>>>
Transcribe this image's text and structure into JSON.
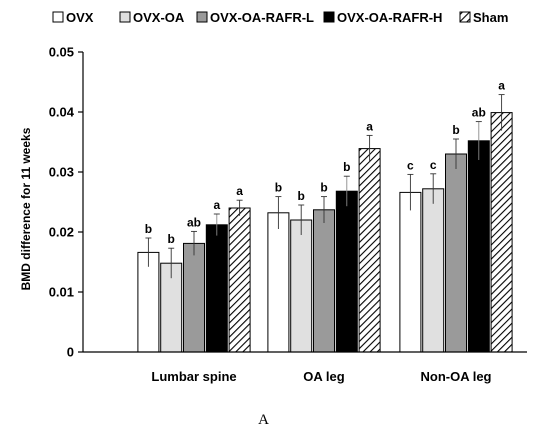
{
  "caption": "A",
  "chart_data": {
    "type": "bar",
    "title": "",
    "xlabel": "",
    "ylabel": "BMD difference for 11 weeks",
    "ylim": [
      0,
      0.05
    ],
    "yticks": [
      "0",
      "0.01",
      "0.02",
      "0.03",
      "0.04",
      "0.05"
    ],
    "legend_position": "top",
    "grid": false,
    "categories": [
      "Lumbar spine",
      "OA leg",
      "Non-OA leg"
    ],
    "series": [
      {
        "name": "OVX",
        "fill": "#ffffff",
        "pattern": "solid",
        "values": [
          0.0166,
          0.0232,
          0.0266
        ],
        "errors": [
          0.0024,
          0.0027,
          0.003
        ],
        "letters": [
          "b",
          "b",
          "c"
        ]
      },
      {
        "name": "OVX-OA",
        "fill": "#e0e0e0",
        "pattern": "solid",
        "values": [
          0.0148,
          0.022,
          0.0272
        ],
        "errors": [
          0.0025,
          0.0025,
          0.0025
        ],
        "letters": [
          "b",
          "b",
          "c"
        ]
      },
      {
        "name": "OVX-OA-RAFR-L",
        "fill": "#9a9a9a",
        "pattern": "solid",
        "values": [
          0.0181,
          0.0237,
          0.033
        ],
        "errors": [
          0.002,
          0.0022,
          0.0025
        ],
        "letters": [
          "ab",
          "b",
          "b"
        ]
      },
      {
        "name": "OVX-OA-RAFR-H",
        "fill": "#000000",
        "pattern": "solid",
        "values": [
          0.0212,
          0.0268,
          0.0352
        ],
        "errors": [
          0.0018,
          0.0025,
          0.0032
        ],
        "letters": [
          "a",
          "b",
          "ab"
        ]
      },
      {
        "name": "Sham",
        "fill": "#ffffff",
        "pattern": "hatch",
        "values": [
          0.024,
          0.0339,
          0.0399
        ],
        "errors": [
          0.0013,
          0.0022,
          0.003
        ],
        "letters": [
          "a",
          "a",
          "a"
        ]
      }
    ]
  }
}
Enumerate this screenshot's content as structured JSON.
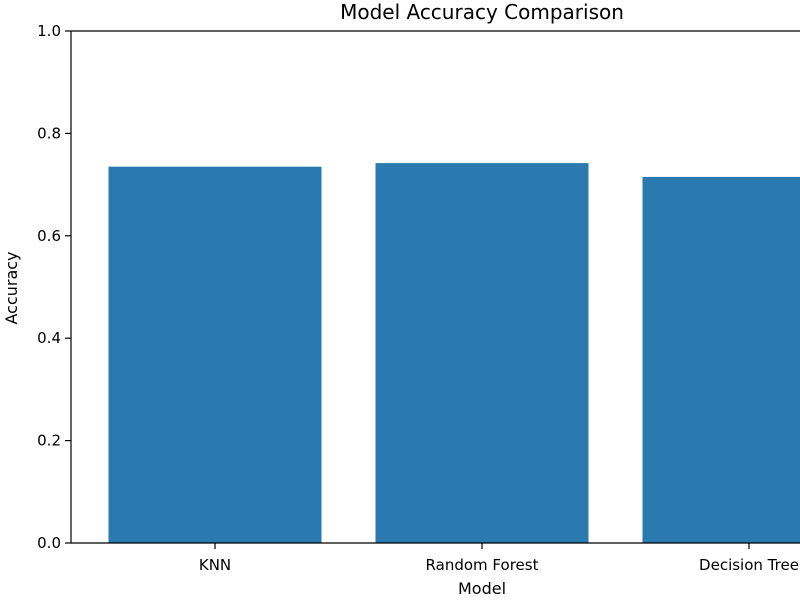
{
  "chart_data": {
    "type": "bar",
    "title": "Model Accuracy Comparison",
    "xlabel": "Model",
    "ylabel": "Accuracy",
    "categories": [
      "KNN",
      "Random Forest",
      "Decision Tree"
    ],
    "values": [
      0.735,
      0.742,
      0.715
    ],
    "ylim": [
      0,
      1
    ],
    "yticks": [
      "0.0",
      "0.2",
      "0.4",
      "0.6",
      "0.8",
      "1.0"
    ],
    "grid": false,
    "bar_color": "#2a7ab0"
  }
}
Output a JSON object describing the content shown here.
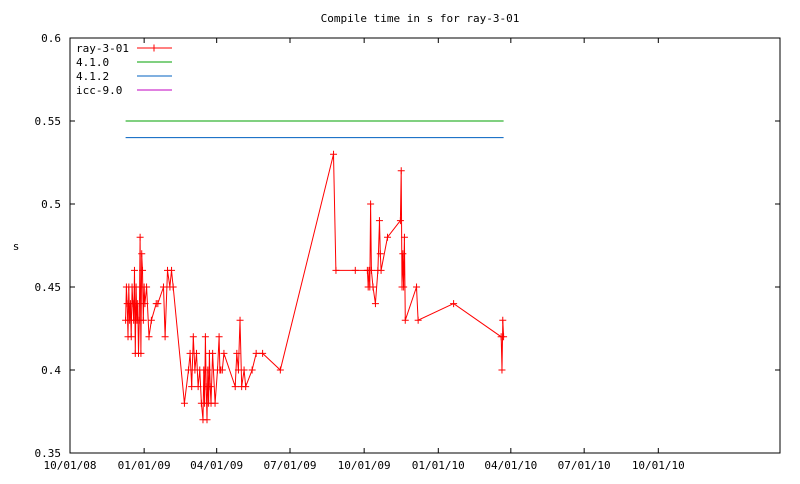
<<<
Beginning with the line that holds "Enumerate this screenshot's", extract every line to the end of the material, exactly as it stands, and drop the pictures.

TASK RESPONSE:
Enumerate this screenshot's content as structured JSON.
{
  "chart_data": {
    "type": "bar",
    "title": "Model Accuracy Comparison",
    "xlabel": "Model",
    "ylabel": "Accuracy",
    "categories": [
      "KNN",
      "Random Forest",
      "Decision Tree"
    ],
    "values": [
      0.735,
      0.742,
      0.715
    ],
    "ylim": [
      0,
      1
    ],
    "yticks": [
      "0.0",
      "0.2",
      "0.4",
      "0.6",
      "0.8",
      "1.0"
    ],
    "grid": false,
    "bar_color": "#2a7ab0"
  }
}
Output a JSON object describing the content shown here.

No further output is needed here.